The entries are to be returned exactly, with images left out.

MATERIAL TO PROCESS —
* * *
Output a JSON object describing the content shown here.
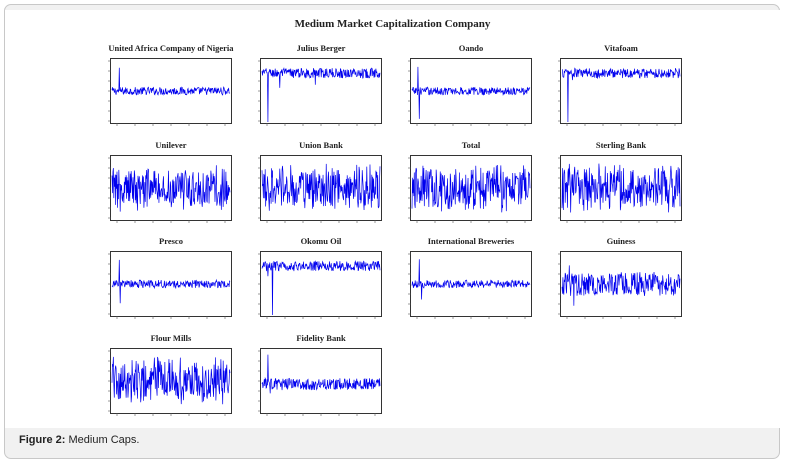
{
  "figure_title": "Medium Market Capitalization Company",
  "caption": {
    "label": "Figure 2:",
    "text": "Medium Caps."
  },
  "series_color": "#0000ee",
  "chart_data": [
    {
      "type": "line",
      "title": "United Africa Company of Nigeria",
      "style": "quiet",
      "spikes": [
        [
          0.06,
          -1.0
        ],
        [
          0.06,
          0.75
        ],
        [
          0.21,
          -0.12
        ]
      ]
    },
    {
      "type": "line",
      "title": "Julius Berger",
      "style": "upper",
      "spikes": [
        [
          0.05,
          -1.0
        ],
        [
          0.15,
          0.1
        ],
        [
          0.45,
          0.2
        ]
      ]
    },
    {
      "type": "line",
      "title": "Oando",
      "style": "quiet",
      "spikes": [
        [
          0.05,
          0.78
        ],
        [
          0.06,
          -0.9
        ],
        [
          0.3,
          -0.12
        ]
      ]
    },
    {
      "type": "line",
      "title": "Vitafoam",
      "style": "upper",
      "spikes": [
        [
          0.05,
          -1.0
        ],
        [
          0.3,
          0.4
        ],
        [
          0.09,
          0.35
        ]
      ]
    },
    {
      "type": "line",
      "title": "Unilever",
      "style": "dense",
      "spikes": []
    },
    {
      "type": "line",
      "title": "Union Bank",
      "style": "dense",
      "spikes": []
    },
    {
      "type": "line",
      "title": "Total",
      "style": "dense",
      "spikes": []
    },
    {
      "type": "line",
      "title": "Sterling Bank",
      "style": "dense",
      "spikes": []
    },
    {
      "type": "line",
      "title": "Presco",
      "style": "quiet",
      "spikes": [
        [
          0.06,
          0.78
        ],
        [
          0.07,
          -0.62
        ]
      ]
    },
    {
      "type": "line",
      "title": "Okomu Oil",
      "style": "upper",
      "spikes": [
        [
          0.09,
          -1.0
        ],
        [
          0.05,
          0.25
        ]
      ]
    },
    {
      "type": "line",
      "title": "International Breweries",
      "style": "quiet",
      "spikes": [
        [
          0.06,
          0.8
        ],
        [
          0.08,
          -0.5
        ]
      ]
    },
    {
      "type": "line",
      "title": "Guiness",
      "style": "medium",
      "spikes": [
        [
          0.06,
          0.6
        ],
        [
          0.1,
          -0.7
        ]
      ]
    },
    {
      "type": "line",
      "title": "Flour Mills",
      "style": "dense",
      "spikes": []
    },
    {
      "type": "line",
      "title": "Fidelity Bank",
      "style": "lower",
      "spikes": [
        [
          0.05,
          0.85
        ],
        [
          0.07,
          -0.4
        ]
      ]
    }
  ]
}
* * *
RESULT OF THIS TASK —
Output a JSON object describing the content shown here.
{
  "figure_title": "Medium Market Capitalization Company",
  "caption": {
    "label": "Figure 2:",
    "text": "Medium Caps."
  },
  "series_color": "#0000ee",
  "chart_data": [
    {
      "type": "line",
      "title": "United Africa Company of Nigeria",
      "style": "quiet",
      "spikes": [
        [
          0.06,
          -1.0
        ],
        [
          0.06,
          0.75
        ],
        [
          0.21,
          -0.12
        ]
      ]
    },
    {
      "type": "line",
      "title": "Julius Berger",
      "style": "upper",
      "spikes": [
        [
          0.05,
          -1.0
        ],
        [
          0.15,
          0.1
        ],
        [
          0.45,
          0.2
        ]
      ]
    },
    {
      "type": "line",
      "title": "Oando",
      "style": "quiet",
      "spikes": [
        [
          0.05,
          0.78
        ],
        [
          0.06,
          -0.9
        ],
        [
          0.3,
          -0.12
        ]
      ]
    },
    {
      "type": "line",
      "title": "Vitafoam",
      "style": "upper",
      "spikes": [
        [
          0.05,
          -1.0
        ],
        [
          0.3,
          0.4
        ],
        [
          0.09,
          0.35
        ]
      ]
    },
    {
      "type": "line",
      "title": "Unilever",
      "style": "dense",
      "spikes": []
    },
    {
      "type": "line",
      "title": "Union Bank",
      "style": "dense",
      "spikes": []
    },
    {
      "type": "line",
      "title": "Total",
      "style": "dense",
      "spikes": []
    },
    {
      "type": "line",
      "title": "Sterling Bank",
      "style": "dense",
      "spikes": []
    },
    {
      "type": "line",
      "title": "Presco",
      "style": "quiet",
      "spikes": [
        [
          0.06,
          0.78
        ],
        [
          0.07,
          -0.62
        ]
      ]
    },
    {
      "type": "line",
      "title": "Okomu Oil",
      "style": "upper",
      "spikes": [
        [
          0.09,
          -1.0
        ],
        [
          0.05,
          0.25
        ]
      ]
    },
    {
      "type": "line",
      "title": "International Breweries",
      "style": "quiet",
      "spikes": [
        [
          0.06,
          0.8
        ],
        [
          0.08,
          -0.5
        ]
      ]
    },
    {
      "type": "line",
      "title": "Guiness",
      "style": "medium",
      "spikes": [
        [
          0.06,
          0.6
        ],
        [
          0.1,
          -0.7
        ]
      ]
    },
    {
      "type": "line",
      "title": "Flour Mills",
      "style": "dense",
      "spikes": []
    },
    {
      "type": "line",
      "title": "Fidelity Bank",
      "style": "lower",
      "spikes": [
        [
          0.05,
          0.85
        ],
        [
          0.07,
          -0.4
        ]
      ]
    }
  ]
}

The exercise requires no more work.